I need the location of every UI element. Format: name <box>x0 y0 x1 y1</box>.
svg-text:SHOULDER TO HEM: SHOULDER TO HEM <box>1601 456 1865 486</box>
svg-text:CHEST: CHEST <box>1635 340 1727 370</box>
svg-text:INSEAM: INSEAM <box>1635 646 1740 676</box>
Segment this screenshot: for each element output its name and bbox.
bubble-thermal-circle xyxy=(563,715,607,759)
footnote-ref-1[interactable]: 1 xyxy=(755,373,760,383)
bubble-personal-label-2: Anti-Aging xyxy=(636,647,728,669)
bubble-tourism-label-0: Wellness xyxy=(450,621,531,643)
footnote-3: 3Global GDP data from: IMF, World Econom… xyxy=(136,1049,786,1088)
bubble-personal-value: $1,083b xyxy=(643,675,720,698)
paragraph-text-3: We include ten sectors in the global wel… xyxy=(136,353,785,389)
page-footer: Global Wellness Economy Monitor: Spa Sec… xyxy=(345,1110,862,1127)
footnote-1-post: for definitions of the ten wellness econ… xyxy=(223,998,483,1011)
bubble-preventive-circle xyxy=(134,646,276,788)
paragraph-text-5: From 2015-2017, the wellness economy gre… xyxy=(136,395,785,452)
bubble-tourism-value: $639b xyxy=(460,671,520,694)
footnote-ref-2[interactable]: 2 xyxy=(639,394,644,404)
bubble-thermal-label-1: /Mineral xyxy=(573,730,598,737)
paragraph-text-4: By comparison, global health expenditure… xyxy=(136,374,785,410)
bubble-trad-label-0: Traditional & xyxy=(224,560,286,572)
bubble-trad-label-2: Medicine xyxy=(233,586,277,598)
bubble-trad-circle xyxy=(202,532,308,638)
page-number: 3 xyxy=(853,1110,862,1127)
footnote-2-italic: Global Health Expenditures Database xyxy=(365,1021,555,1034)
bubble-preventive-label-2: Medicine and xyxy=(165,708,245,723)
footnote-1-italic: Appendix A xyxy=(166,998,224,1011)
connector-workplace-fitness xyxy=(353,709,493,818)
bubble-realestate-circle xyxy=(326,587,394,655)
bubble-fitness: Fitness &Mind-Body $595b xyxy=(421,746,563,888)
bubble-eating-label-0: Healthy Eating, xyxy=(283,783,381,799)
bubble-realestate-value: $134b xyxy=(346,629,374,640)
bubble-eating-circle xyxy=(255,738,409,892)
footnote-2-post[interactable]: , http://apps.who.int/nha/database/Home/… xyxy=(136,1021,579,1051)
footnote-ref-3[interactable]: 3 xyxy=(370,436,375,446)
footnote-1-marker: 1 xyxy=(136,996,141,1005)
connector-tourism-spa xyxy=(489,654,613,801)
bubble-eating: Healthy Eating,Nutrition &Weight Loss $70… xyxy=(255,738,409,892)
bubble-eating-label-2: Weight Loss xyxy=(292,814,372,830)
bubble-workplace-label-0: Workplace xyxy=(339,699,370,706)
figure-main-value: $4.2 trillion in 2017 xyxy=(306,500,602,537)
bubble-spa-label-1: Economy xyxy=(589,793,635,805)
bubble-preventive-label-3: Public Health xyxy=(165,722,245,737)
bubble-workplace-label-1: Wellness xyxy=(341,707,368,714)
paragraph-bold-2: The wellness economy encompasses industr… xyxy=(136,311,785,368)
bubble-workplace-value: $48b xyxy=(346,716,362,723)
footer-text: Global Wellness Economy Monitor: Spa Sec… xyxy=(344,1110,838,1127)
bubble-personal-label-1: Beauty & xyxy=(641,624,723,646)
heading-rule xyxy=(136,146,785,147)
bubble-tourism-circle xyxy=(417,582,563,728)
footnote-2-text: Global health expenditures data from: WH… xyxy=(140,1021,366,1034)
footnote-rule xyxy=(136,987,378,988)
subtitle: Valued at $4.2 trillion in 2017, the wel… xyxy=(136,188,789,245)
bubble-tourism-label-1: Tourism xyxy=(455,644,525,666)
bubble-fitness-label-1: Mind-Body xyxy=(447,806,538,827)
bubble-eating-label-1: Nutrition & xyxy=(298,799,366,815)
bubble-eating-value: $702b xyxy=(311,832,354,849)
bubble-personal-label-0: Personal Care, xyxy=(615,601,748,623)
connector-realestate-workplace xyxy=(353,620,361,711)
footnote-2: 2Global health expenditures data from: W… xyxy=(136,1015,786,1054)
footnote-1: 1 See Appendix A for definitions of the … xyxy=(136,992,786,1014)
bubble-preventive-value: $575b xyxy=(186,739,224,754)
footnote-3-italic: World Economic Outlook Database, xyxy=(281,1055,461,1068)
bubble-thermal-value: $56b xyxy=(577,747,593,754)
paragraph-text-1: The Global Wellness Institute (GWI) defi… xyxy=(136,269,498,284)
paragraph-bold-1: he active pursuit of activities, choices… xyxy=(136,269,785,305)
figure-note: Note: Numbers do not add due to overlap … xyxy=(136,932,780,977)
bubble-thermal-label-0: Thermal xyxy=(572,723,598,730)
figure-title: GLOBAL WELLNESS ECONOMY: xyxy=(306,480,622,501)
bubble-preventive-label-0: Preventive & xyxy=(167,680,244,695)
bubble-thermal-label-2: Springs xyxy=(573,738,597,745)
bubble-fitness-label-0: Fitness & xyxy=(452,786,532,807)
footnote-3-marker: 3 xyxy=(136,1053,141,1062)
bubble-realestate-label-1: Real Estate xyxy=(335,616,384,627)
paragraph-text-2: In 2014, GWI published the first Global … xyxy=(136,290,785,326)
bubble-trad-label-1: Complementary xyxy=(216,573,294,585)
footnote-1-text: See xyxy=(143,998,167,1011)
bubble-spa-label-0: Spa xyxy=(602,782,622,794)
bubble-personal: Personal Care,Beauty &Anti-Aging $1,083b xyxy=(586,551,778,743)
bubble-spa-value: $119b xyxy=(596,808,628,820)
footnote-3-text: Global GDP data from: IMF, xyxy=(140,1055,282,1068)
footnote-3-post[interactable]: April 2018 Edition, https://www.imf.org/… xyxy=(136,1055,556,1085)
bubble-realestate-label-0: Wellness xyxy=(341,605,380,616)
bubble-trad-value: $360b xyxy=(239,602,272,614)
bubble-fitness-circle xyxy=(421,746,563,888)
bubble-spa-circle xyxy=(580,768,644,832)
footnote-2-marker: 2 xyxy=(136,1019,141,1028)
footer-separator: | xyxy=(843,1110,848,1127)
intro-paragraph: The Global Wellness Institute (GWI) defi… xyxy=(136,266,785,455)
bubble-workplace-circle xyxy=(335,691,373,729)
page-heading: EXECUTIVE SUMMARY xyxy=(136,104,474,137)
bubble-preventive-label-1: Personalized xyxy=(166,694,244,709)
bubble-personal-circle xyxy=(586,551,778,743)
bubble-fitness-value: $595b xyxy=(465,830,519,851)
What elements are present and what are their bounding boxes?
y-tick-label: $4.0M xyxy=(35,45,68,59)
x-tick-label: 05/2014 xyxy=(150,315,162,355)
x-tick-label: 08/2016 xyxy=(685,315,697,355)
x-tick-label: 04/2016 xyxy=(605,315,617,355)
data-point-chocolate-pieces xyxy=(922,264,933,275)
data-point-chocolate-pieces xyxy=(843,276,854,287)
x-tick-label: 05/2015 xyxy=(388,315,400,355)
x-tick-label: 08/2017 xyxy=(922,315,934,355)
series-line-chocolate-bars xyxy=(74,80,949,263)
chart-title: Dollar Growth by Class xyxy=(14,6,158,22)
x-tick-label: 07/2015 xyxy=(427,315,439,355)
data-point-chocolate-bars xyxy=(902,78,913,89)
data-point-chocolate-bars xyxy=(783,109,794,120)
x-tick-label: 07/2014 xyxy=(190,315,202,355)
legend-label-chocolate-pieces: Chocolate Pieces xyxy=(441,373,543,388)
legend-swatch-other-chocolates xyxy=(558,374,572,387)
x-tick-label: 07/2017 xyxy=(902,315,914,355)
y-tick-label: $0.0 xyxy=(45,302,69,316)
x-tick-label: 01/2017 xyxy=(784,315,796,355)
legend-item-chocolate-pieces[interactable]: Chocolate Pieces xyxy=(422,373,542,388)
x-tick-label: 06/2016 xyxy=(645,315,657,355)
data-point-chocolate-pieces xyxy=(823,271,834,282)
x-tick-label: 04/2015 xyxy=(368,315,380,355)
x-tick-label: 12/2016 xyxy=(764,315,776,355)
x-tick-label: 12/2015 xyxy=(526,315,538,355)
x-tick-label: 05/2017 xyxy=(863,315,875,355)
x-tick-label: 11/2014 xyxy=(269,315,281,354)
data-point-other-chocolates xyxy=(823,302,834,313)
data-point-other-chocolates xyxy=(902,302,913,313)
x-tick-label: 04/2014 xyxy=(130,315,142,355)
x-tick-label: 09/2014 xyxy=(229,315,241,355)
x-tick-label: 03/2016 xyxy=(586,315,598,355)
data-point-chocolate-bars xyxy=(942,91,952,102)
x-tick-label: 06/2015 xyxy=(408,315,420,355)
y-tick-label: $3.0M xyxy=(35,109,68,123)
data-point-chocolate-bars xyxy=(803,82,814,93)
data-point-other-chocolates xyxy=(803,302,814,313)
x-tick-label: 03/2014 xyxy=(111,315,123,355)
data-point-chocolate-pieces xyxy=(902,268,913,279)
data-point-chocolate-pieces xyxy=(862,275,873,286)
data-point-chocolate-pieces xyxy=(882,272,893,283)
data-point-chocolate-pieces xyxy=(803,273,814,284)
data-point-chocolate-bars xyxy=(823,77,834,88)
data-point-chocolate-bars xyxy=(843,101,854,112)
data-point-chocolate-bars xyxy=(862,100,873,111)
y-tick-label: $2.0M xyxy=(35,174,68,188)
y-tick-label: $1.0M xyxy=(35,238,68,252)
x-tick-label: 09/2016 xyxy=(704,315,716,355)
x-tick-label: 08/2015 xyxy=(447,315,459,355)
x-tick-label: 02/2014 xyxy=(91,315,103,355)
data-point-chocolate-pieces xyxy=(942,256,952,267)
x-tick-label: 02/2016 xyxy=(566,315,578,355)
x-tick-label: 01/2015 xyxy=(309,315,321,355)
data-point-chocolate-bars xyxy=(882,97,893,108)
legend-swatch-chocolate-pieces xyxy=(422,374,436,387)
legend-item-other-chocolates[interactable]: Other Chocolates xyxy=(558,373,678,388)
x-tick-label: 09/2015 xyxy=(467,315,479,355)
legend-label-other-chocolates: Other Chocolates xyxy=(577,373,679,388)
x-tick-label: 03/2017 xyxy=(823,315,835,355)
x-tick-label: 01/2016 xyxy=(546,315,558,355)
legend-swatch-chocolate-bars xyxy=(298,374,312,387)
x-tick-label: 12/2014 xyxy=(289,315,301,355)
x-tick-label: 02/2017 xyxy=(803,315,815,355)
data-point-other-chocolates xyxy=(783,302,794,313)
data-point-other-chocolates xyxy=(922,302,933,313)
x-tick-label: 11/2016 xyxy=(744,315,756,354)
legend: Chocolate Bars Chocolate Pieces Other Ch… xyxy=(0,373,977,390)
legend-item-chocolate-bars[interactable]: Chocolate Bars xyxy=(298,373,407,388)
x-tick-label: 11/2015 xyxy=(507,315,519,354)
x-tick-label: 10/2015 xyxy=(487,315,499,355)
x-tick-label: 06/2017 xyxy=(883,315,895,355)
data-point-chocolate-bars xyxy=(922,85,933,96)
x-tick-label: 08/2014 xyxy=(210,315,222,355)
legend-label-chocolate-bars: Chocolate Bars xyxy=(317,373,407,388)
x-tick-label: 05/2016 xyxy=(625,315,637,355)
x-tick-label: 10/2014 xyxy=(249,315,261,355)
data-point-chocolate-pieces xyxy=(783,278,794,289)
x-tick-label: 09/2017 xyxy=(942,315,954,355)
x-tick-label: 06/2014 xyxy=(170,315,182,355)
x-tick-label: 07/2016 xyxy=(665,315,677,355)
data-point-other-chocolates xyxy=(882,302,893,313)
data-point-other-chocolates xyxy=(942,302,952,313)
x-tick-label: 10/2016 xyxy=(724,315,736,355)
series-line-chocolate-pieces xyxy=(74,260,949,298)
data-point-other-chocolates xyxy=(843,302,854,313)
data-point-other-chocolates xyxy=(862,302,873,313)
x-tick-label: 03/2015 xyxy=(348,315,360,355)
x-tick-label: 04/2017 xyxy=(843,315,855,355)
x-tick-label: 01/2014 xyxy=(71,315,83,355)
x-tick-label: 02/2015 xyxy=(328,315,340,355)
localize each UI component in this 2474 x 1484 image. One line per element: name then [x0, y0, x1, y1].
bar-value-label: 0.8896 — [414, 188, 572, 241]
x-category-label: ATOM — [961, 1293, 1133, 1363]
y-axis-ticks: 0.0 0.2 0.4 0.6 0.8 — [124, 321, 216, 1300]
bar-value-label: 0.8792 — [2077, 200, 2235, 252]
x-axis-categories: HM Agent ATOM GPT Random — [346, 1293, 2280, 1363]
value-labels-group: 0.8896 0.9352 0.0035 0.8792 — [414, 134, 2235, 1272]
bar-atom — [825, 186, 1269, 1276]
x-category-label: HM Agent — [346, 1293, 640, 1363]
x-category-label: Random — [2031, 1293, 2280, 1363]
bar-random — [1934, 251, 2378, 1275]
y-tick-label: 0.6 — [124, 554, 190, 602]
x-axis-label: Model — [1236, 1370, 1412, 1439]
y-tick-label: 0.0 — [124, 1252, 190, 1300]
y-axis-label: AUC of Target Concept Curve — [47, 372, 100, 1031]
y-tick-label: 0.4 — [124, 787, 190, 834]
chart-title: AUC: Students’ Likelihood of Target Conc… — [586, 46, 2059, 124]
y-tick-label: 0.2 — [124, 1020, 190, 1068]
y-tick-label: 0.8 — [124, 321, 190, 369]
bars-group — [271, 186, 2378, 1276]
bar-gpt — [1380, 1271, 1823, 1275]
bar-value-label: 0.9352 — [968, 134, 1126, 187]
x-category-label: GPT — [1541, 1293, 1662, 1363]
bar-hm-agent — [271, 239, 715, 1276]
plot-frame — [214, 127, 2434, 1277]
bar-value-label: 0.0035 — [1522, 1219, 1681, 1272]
┄┄┄┄┄┄┄┄┄┄
Update the data from the start through the line containing "footnote-1-post: for definitions" by replacing every "bubble" with "node", leaving all other text unchanged.

I need the location of every UI element. Format: name <box>x0 y0 x1 y1</box>.
svg-text:SHOULDER TO HEM: SHOULDER TO HEM <box>1601 456 1865 486</box>
svg-text:CHEST: CHEST <box>1635 340 1727 370</box>
svg-text:INSEAM: INSEAM <box>1635 646 1740 676</box>
Segment this screenshot: for each element output its name and bbox.
node-thermal-circle xyxy=(563,715,607,759)
footnote-ref-1[interactable]: 1 xyxy=(755,373,760,383)
node-personal-label-2: Anti-Aging xyxy=(636,647,728,669)
node-tourism-label-0: Wellness xyxy=(450,621,531,643)
footnote-3: 3Global GDP data from: IMF, World Econom… xyxy=(136,1049,786,1088)
node-personal-value: $1,083b xyxy=(643,675,720,698)
paragraph-text-3: We include ten sectors in the global wel… xyxy=(136,353,785,389)
page-footer: Global Wellness Economy Monitor: Spa Sec… xyxy=(345,1110,862,1127)
footnote-1-post: for definitions of the ten wellness econ… xyxy=(223,998,483,1011)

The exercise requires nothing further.